Write every line out verbatim and omit the pictures.

• _Collection entries_:
┄┄┄┄┄┄┄┄┄┄

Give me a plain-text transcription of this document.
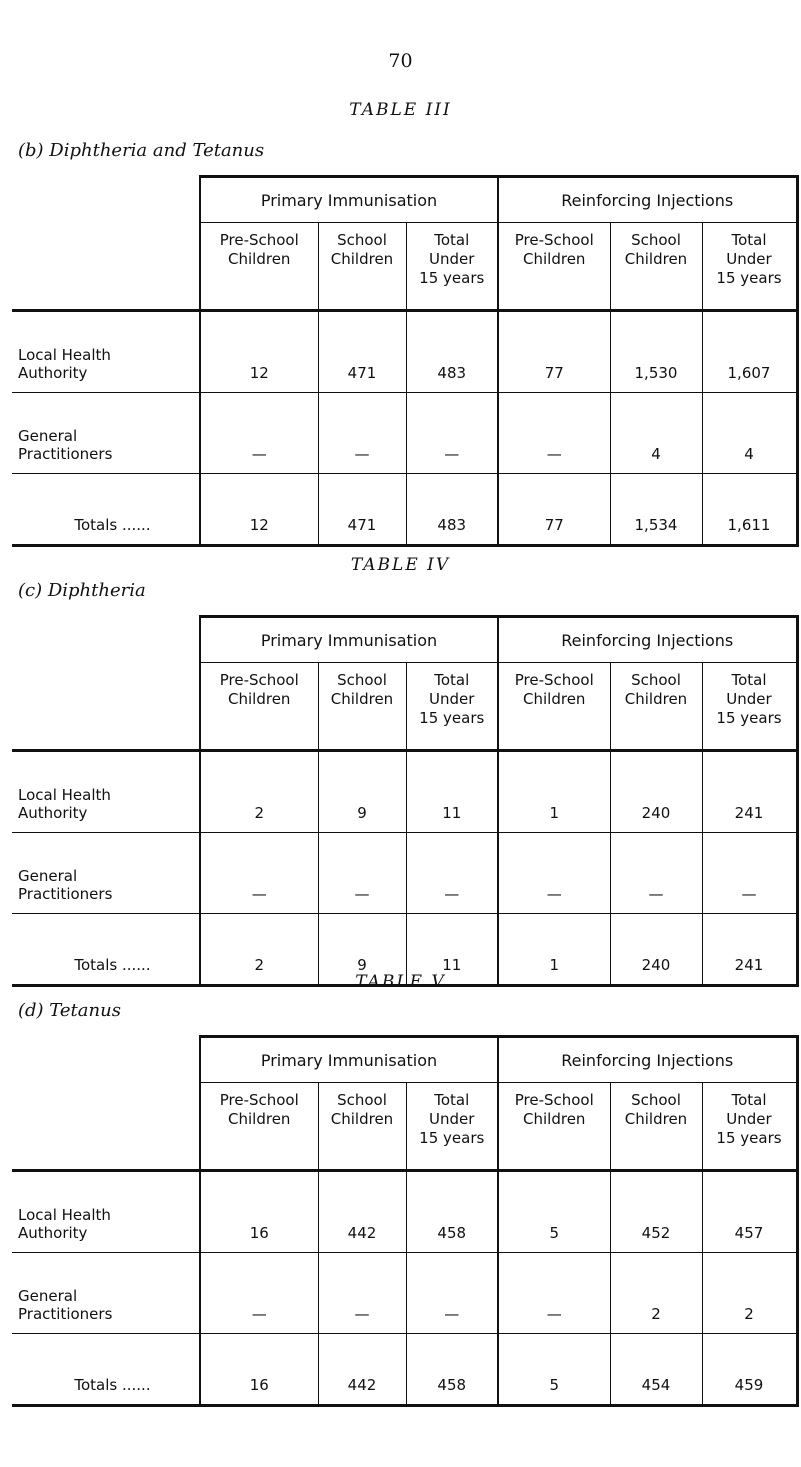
70
TABLE III
(b) Diphtheria and Tetanus
	Primary Immunisation			Reinforcing Injections		
	Pre-School
Children	School
Children	Total
Under
15 years	Pre-School
Children	School
Children	Total
Under
15 years
Local Health
Authority	12	471	483	77	1,530	1,607
General
Practitioners	—	—	—	—	4	4
Totals ......	12	471	483	77	1,534	1,611
TABLE IV
(c) Diphtheria
	Primary Immunisation			Reinforcing Injections		
	Pre-School
Children	School
Children	Total
Under
15 years	Pre-School
Children	School
Children	Total
Under
15 years
Local Health
Authority	2	9	11	1	240	241
General
Practitioners	—	—	—	—	—	—
Totals ......	2	9	11	1	240	241
TABLE V
(d) Tetanus
	Primary Immunisation			Reinforcing Injections		
	Pre-School
Children	School
Children	Total
Under
15 years	Pre-School
Children	School
Children	Total
Under
15 years
Local Health
Authority	16	442	458	5	452	457
General
Practitioners	—	—	—	—	2	2
Totals ......	16	442	458	5	454	459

┄┄┄┄┄┄┄┄┄┄

• _WRITTEN RESPONSE_:
Give me a plain-text transcription of this document.
70
TABLE III
(b) Diphtheria and Tetanus
	Primary Immunisation			Reinforcing Injections		
	Pre-School
Children	School
Children	Total
Under
15 years	Pre-School
Children	School
Children	Total
Under
15 years
Local Health
Authority	12	471	483	77	1,530	1,607
General
Practitioners	—	—	—	—	4	4
Totals ......	12	471	483	77	1,534	1,611
TABLE IV
(c) Diphtheria
	Primary Immunisation			Reinforcing Injections		
	Pre-School
Children	School
Children	Total
Under
15 years	Pre-School
Children	School
Children	Total
Under
15 years
Local Health
Authority	2	9	11	1	240	241
General
Practitioners	—	—	—	—	—	—
Totals ......	2	9	11	1	240	241
TABLE V
(d) Tetanus
	Primary Immunisation			Reinforcing Injections		
	Pre-School
Children	School
Children	Total
Under
15 years	Pre-School
Children	School
Children	Total
Under
15 years
Local Health
Authority	16	442	458	5	452	457
General
Practitioners	—	—	—	—	2	2
Totals ......	16	442	458	5	454	459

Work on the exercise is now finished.